- **Work to complete**:
Take the entries below and print all of them exactly, please.

- **Data records**:
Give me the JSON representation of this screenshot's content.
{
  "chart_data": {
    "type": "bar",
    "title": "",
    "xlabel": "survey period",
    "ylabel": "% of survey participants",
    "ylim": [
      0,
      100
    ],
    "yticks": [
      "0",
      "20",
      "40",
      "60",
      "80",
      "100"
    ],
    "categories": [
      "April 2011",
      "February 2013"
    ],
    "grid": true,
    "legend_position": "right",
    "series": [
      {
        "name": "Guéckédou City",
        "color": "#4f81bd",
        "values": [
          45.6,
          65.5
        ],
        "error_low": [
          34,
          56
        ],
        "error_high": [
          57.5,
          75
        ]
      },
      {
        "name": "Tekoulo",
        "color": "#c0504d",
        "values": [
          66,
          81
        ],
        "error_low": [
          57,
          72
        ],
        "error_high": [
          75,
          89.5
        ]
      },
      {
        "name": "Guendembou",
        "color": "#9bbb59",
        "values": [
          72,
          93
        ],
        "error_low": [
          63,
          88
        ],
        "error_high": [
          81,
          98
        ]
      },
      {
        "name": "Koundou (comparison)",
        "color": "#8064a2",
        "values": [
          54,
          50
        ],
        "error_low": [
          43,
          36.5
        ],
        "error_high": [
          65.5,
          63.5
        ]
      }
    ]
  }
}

- **Exercise answer**:
Give me the JSON representation of this screenshot's content.
{
  "chart_data": {
    "type": "bar",
    "title": "",
    "xlabel": "survey period",
    "ylabel": "% of survey participants",
    "ylim": [
      0,
      100
    ],
    "yticks": [
      "0",
      "20",
      "40",
      "60",
      "80",
      "100"
    ],
    "categories": [
      "April 2011",
      "February 2013"
    ],
    "grid": true,
    "legend_position": "right",
    "series": [
      {
        "name": "Guéckédou City",
        "color": "#4f81bd",
        "values": [
          45.6,
          65.5
        ],
        "error_low": [
          34,
          56
        ],
        "error_high": [
          57.5,
          75
        ]
      },
      {
        "name": "Tekoulo",
        "color": "#c0504d",
        "values": [
          66,
          81
        ],
        "error_low": [
          57,
          72
        ],
        "error_high": [
          75,
          89.5
        ]
      },
      {
        "name": "Guendembou",
        "color": "#9bbb59",
        "values": [
          72,
          93
        ],
        "error_low": [
          63,
          88
        ],
        "error_high": [
          81,
          98
        ]
      },
      {
        "name": "Koundou (comparison)",
        "color": "#8064a2",
        "values": [
          54,
          50
        ],
        "error_low": [
          43,
          36.5
        ],
        "error_high": [
          65.5,
          63.5
        ]
      }
    ]
  }
}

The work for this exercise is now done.